**Data supplied**

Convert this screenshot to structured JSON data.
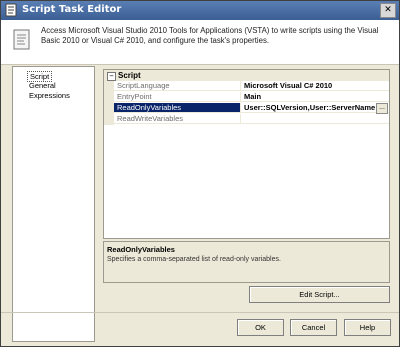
{
  "window": {
    "title": "Script Task Editor"
  },
  "header": {
    "description": "Access Microsoft Visual Studio 2010 Tools for Applications (VSTA) to write scripts using the Visual Basic 2010 or Visual C# 2010, and configure the task's properties."
  },
  "left_nav": {
    "items": [
      {
        "label": "Script"
      },
      {
        "label": "General"
      },
      {
        "label": "Expressions"
      }
    ]
  },
  "grid": {
    "category": "Script",
    "rows": [
      {
        "name": "ScriptLanguage",
        "value": "Microsoft Visual C# 2010"
      },
      {
        "name": "EntryPoint",
        "value": "Main"
      },
      {
        "name": "ReadOnlyVariables",
        "value": "User::SQLVersion,User::ServerName"
      },
      {
        "name": "ReadWriteVariables",
        "value": ""
      }
    ],
    "ellipsis_label": "..."
  },
  "description": {
    "title": "ReadOnlyVariables",
    "text": "Specifies a comma-separated list of read-only variables."
  },
  "buttons": {
    "edit_script": "Edit Script...",
    "ok": "OK",
    "cancel": "Cancel",
    "help": "Help"
  },
  "icons": {
    "close": "close-icon",
    "title": "script-icon",
    "header": "script-document-icon"
  },
  "colors": {
    "titlebar": "#3b5f94",
    "selection": "#0a246a",
    "panel": "#ece9d8"
  }
}
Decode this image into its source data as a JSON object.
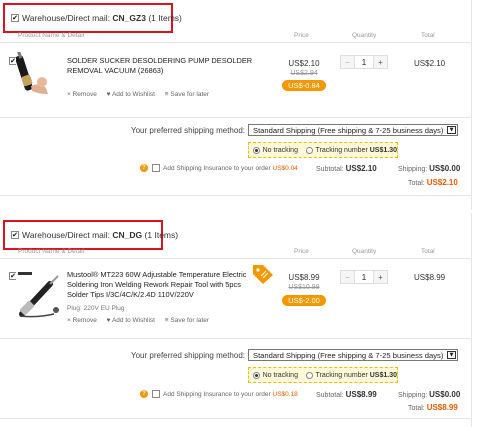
{
  "columns": {
    "product": "Product Name & Detail",
    "price": "Price",
    "quantity": "Quantity",
    "total": "Total"
  },
  "actions": {
    "remove": "Remove",
    "wishlist": "Add to Wishlist",
    "save_later": "Save for later"
  },
  "shipping_label": "Your preferred shipping method:",
  "tracking": {
    "no_tracking": "No tracking",
    "tracking_number_label": "Tracking number",
    "tracking_number_price": "US$1.30"
  },
  "insurance_label": "Add Shipping Insurance to your order",
  "subtotal_label": "Subtotal:",
  "shipping_cost_label": "Shipping:",
  "total_label": "Total:",
  "colors": {
    "highlight_border": "#d9131f",
    "discount_badge": "#f39800",
    "total_price": "#f05a00"
  },
  "groups": [
    {
      "warehouse_label": "Warehouse/Direct mail:",
      "warehouse_code": "CN_GZ3",
      "item_count": "(1 Items)",
      "product": {
        "title": "SOLDER SUCKER DESOLDERING PUMP DESOLDER REMOVAL VACUUM (26863)",
        "plug": "",
        "price": "US$2.10",
        "old_price": "US$2.94",
        "discount": "US$-0.84",
        "quantity": "1",
        "line_total": "US$2.10"
      },
      "shipping_method": "Standard Shipping (Free shipping & 7-25 business days)",
      "insurance_price": "US$0.04",
      "subtotal": "US$2.10",
      "shipping": "US$0.00",
      "total": "US$2.10"
    },
    {
      "warehouse_label": "Warehouse/Direct mail:",
      "warehouse_code": "CN_DG",
      "item_count": "(1 Items)",
      "product": {
        "title": "Mustool® MT223 60W Adjustable Temperature Electric Soldering Iron Welding Rework Repair Tool with 5pcs Solder Tips I/3C/4C/K/2.4D 110V/220V",
        "plug": "Plug: 220V EU Plug",
        "price": "US$8.99",
        "old_price": "US$10.99",
        "discount": "US$-2.00",
        "quantity": "1",
        "line_total": "US$8.99"
      },
      "shipping_method": "Standard Shipping (Free shipping & 7-25 business days)",
      "insurance_price": "US$0.18",
      "subtotal": "US$8.99",
      "shipping": "US$0.00",
      "total": "US$8.99"
    }
  ]
}
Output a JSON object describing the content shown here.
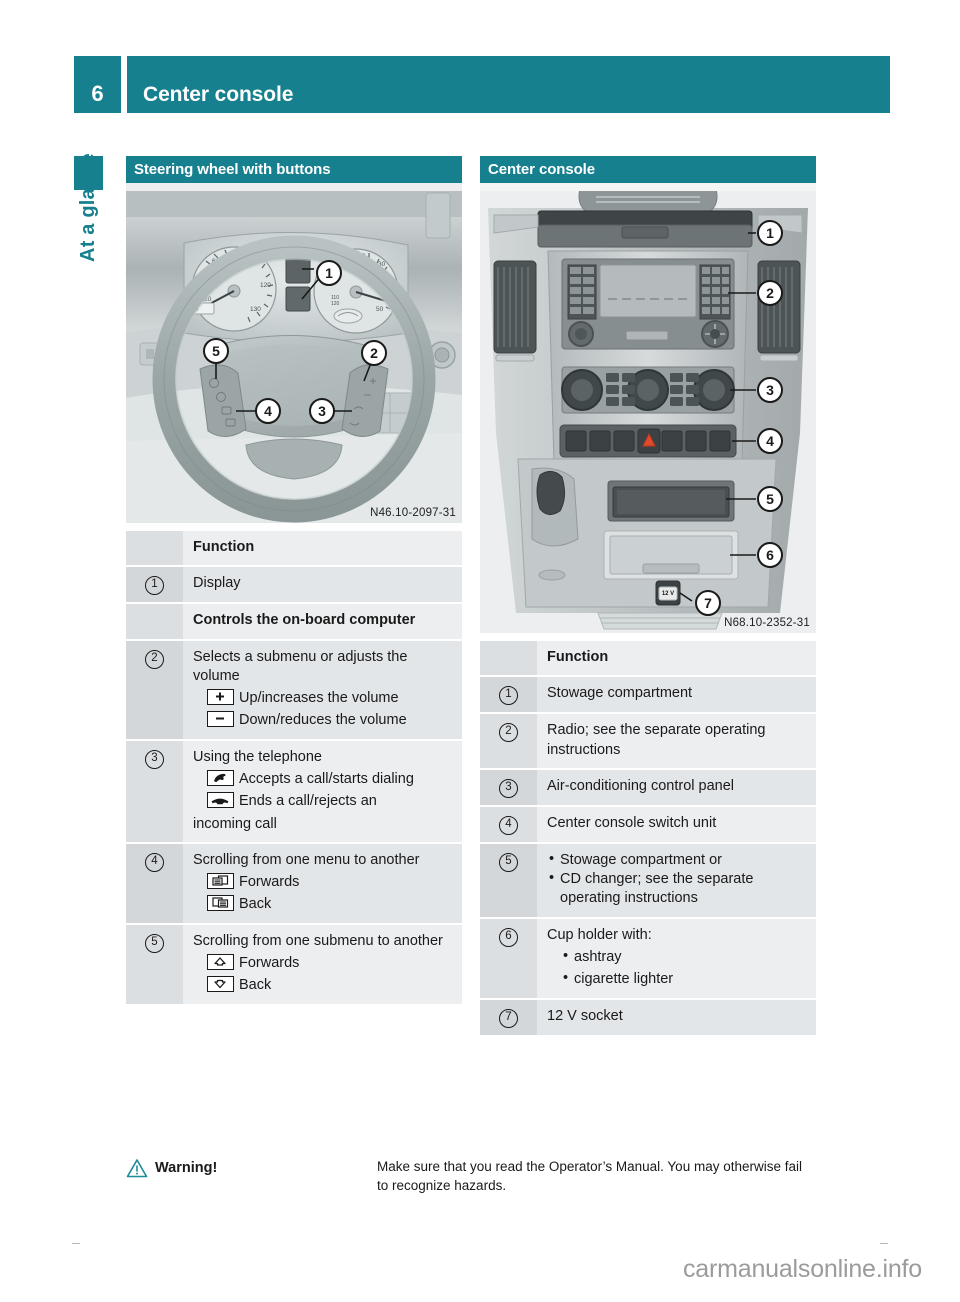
{
  "header": {
    "page_number": "6",
    "title": "Center console"
  },
  "chapter_tab": {
    "label": "At a glance"
  },
  "left_column": {
    "section_title": "Steering wheel with buttons",
    "figure_caption": "N46.10-2097-31",
    "figure_callouts": [
      "1",
      "2",
      "3",
      "4",
      "5"
    ],
    "table_header": "Function",
    "rows": [
      {
        "num": "",
        "text": "Function",
        "bold": true
      },
      {
        "num": "1",
        "text": "Display"
      },
      {
        "num": "",
        "text": "Controls the on-board computer",
        "bold": true
      },
      {
        "num": "2",
        "text": "Selects a submenu or adjusts the volume",
        "sublines": [
          {
            "glyph": "plus-key-icon",
            "text": "Up/increases the volume"
          },
          {
            "glyph": "minus-key-icon",
            "text": "Down/reduces the volume"
          }
        ]
      },
      {
        "num": "3",
        "text": "Using the telephone",
        "sublines": [
          {
            "glyph": "phone-accept-key-icon",
            "text": "Accepts a call/starts dialing"
          },
          {
            "glyph": "phone-end-key-icon",
            "text": "Ends a call/rejects an"
          },
          {
            "glyph": "",
            "text": "incoming call"
          }
        ]
      },
      {
        "num": "4",
        "text": "Scrolling from one menu to another",
        "sublines": [
          {
            "glyph": "pages-forward-key-icon",
            "text": "Forwards"
          },
          {
            "glyph": "pages-back-key-icon",
            "text": "Back"
          }
        ]
      },
      {
        "num": "5",
        "text": "Scrolling from one submenu to another",
        "sublines": [
          {
            "glyph": "arrow-up-key-icon",
            "text": "Forwards"
          },
          {
            "glyph": "arrow-down-key-icon",
            "text": "Back"
          }
        ]
      }
    ]
  },
  "right_column": {
    "section_title": "Center console",
    "figure_caption": "N68.10-2352-31",
    "figure_callouts": [
      "1",
      "2",
      "3",
      "4",
      "5",
      "6",
      "7"
    ],
    "table_header": "Function",
    "rows": [
      {
        "num": "",
        "text": "Function",
        "bold": true
      },
      {
        "num": "1",
        "text": "Stowage compartment"
      },
      {
        "num": "2",
        "text": "Radio; see the separate operating instructions"
      },
      {
        "num": "3",
        "text": "Air-conditioning control panel"
      },
      {
        "num": "4",
        "text": "Center console switch unit"
      },
      {
        "num": "5",
        "text": "",
        "bullets": [
          "Stowage compartment or",
          "CD changer; see the separate operating instructions"
        ]
      },
      {
        "num": "6",
        "text": "Cup holder with:",
        "bullets": [
          "ashtray",
          "cigarette lighter"
        ]
      },
      {
        "num": "7",
        "text": "12 V socket"
      }
    ]
  },
  "warning": {
    "icon": "warning-triangle-icon",
    "label": "Warning!",
    "text": "Make sure that you read the Operator’s Manual. You may otherwise fail to recognize hazards."
  },
  "watermark": {
    "text": "carmanualsonline.info"
  },
  "colors": {
    "teal": "#16808f",
    "table_num_bg": "#dcdfe1",
    "table_text_bg": "#eceef0",
    "table_num_bg_alt": "#d3d7da",
    "table_text_bg_alt": "#e3e6e8",
    "figure_bg": "#e8ebec",
    "watermark_gray": "#9b9b9b"
  }
}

**Task to carry out**
Each entry above is to be written out again unchanged, apart from the pictures, which are left out.

**Complete response**
Convert this screenshot to structured JSON data.
{
  "window": {
    "title": "Script Task Editor"
  },
  "header": {
    "description": "Access Microsoft Visual Studio 2010 Tools for Applications (VSTA) to write scripts using the Visual Basic 2010 or Visual C# 2010, and configure the task's properties."
  },
  "left_nav": {
    "items": [
      {
        "label": "Script"
      },
      {
        "label": "General"
      },
      {
        "label": "Expressions"
      }
    ]
  },
  "grid": {
    "category": "Script",
    "rows": [
      {
        "name": "ScriptLanguage",
        "value": "Microsoft Visual C# 2010"
      },
      {
        "name": "EntryPoint",
        "value": "Main"
      },
      {
        "name": "ReadOnlyVariables",
        "value": "User::SQLVersion,User::ServerName"
      },
      {
        "name": "ReadWriteVariables",
        "value": ""
      }
    ],
    "ellipsis_label": "..."
  },
  "description": {
    "title": "ReadOnlyVariables",
    "text": "Specifies a comma-separated list of read-only variables."
  },
  "buttons": {
    "edit_script": "Edit Script...",
    "ok": "OK",
    "cancel": "Cancel",
    "help": "Help"
  },
  "icons": {
    "close": "close-icon",
    "title": "script-icon",
    "header": "script-document-icon"
  },
  "colors": {
    "titlebar": "#3b5f94",
    "selection": "#0a246a",
    "panel": "#ece9d8"
  }
}
Decode this image into its source data as a JSON object.
{
  "columns": {
    "product": "Product Name & Detail",
    "price": "Price",
    "quantity": "Quantity",
    "total": "Total"
  },
  "actions": {
    "remove": "Remove",
    "wishlist": "Add to Wishlist",
    "save_later": "Save for later"
  },
  "shipping_label": "Your preferred shipping method:",
  "tracking": {
    "no_tracking": "No tracking",
    "tracking_number_label": "Tracking number",
    "tracking_number_price": "US$1.30"
  },
  "insurance_label": "Add Shipping Insurance to your order",
  "subtotal_label": "Subtotal:",
  "shipping_cost_label": "Shipping:",
  "total_label": "Total:",
  "colors": {
    "highlight_border": "#d9131f",
    "discount_badge": "#f39800",
    "total_price": "#f05a00"
  },
  "groups": [
    {
      "warehouse_label": "Warehouse/Direct mail:",
      "warehouse_code": "CN_GZ3",
      "item_count": "(1 Items)",
      "product": {
        "title": "SOLDER SUCKER DESOLDERING PUMP DESOLDER REMOVAL VACUUM (26863)",
        "plug": "",
        "price": "US$2.10",
        "old_price": "US$2.94",
        "discount": "US$-0.84",
        "quantity": "1",
        "line_total": "US$2.10"
      },
      "shipping_method": "Standard Shipping (Free shipping & 7-25 business days)",
      "insurance_price": "US$0.04",
      "subtotal": "US$2.10",
      "shipping": "US$0.00",
      "total": "US$2.10"
    },
    {
      "warehouse_label": "Warehouse/Direct mail:",
      "warehouse_code": "CN_DG",
      "item_count": "(1 Items)",
      "product": {
        "title": "Mustool® MT223 60W Adjustable Temperature Electric Soldering Iron Welding Rework Repair Tool with 5pcs Solder Tips I/3C/4C/K/2.4D 110V/220V",
        "plug": "Plug: 220V EU Plug",
        "price": "US$8.99",
        "old_price": "US$10.99",
        "discount": "US$-2.00",
        "quantity": "1",
        "line_total": "US$8.99"
      },
      "shipping_method": "Standard Shipping (Free shipping & 7-25 business days)",
      "insurance_price": "US$0.18",
      "subtotal": "US$8.99",
      "shipping": "US$0.00",
      "total": "US$8.99"
    }
  ]
}
Output a JSON object describing the content shown here.
{
  "header": {
    "page_number": "6",
    "title": "Center console"
  },
  "chapter_tab": {
    "label": "At a glance"
  },
  "left_column": {
    "section_title": "Steering wheel with buttons",
    "figure_caption": "N46.10-2097-31",
    "figure_callouts": [
      "1",
      "2",
      "3",
      "4",
      "5"
    ],
    "table_header": "Function",
    "rows": [
      {
        "num": "",
        "text": "Function",
        "bold": true
      },
      {
        "num": "1",
        "text": "Display"
      },
      {
        "num": "",
        "text": "Controls the on-board computer",
        "bold": true
      },
      {
        "num": "2",
        "text": "Selects a submenu or adjusts the volume",
        "sublines": [
          {
            "glyph": "plus-key-icon",
            "text": "Up/increases the volume"
          },
          {
            "glyph": "minus-key-icon",
            "text": "Down/reduces the volume"
          }
        ]
      },
      {
        "num": "3",
        "text": "Using the telephone",
        "sublines": [
          {
            "glyph": "phone-accept-key-icon",
            "text": "Accepts a call/starts dialing"
          },
          {
            "glyph": "phone-end-key-icon",
            "text": "Ends a call/rejects an"
          },
          {
            "glyph": "",
            "text": "incoming call"
          }
        ]
      },
      {
        "num": "4",
        "text": "Scrolling from one menu to another",
        "sublines": [
          {
            "glyph": "pages-forward-key-icon",
            "text": "Forwards"
          },
          {
            "glyph": "pages-back-key-icon",
            "text": "Back"
          }
        ]
      },
      {
        "num": "5",
        "text": "Scrolling from one submenu to another",
        "sublines": [
          {
            "glyph": "arrow-up-key-icon",
            "text": "Forwards"
          },
          {
            "glyph": "arrow-down-key-icon",
            "text": "Back"
          }
        ]
      }
    ]
  },
  "right_column": {
    "section_title": "Center console",
    "figure_caption": "N68.10-2352-31",
    "figure_callouts": [
      "1",
      "2",
      "3",
      "4",
      "5",
      "6",
      "7"
    ],
    "table_header": "Function",
    "rows": [
      {
        "num": "",
        "text": "Function",
        "bold": true
      },
      {
        "num": "1",
        "text": "Stowage compartment"
      },
      {
        "num": "2",
        "text": "Radio; see the separate operating instructions"
      },
      {
        "num": "3",
        "text": "Air-conditioning control panel"
      },
      {
        "num": "4",
        "text": "Center console switch unit"
      },
      {
        "num": "5",
        "text": "",
        "bullets": [
          "Stowage compartment or",
          "CD changer; see the separate operating instructions"
        ]
      },
      {
        "num": "6",
        "text": "Cup holder with:",
        "bullets": [
          "ashtray",
          "cigarette lighter"
        ]
      },
      {
        "num": "7",
        "text": "12 V socket"
      }
    ]
  },
  "warning": {
    "icon": "warning-triangle-icon",
    "label": "Warning!",
    "text": "Make sure that you read the Operator’s Manual. You may otherwise fail to recognize hazards."
  },
  "watermark": {
    "text": "carmanualsonline.info"
  },
  "colors": {
    "teal": "#16808f",
    "table_num_bg": "#dcdfe1",
    "table_text_bg": "#eceef0",
    "table_num_bg_alt": "#d3d7da",
    "table_text_bg_alt": "#e3e6e8",
    "figure_bg": "#e8ebec",
    "watermark_gray": "#9b9b9b"
  }
}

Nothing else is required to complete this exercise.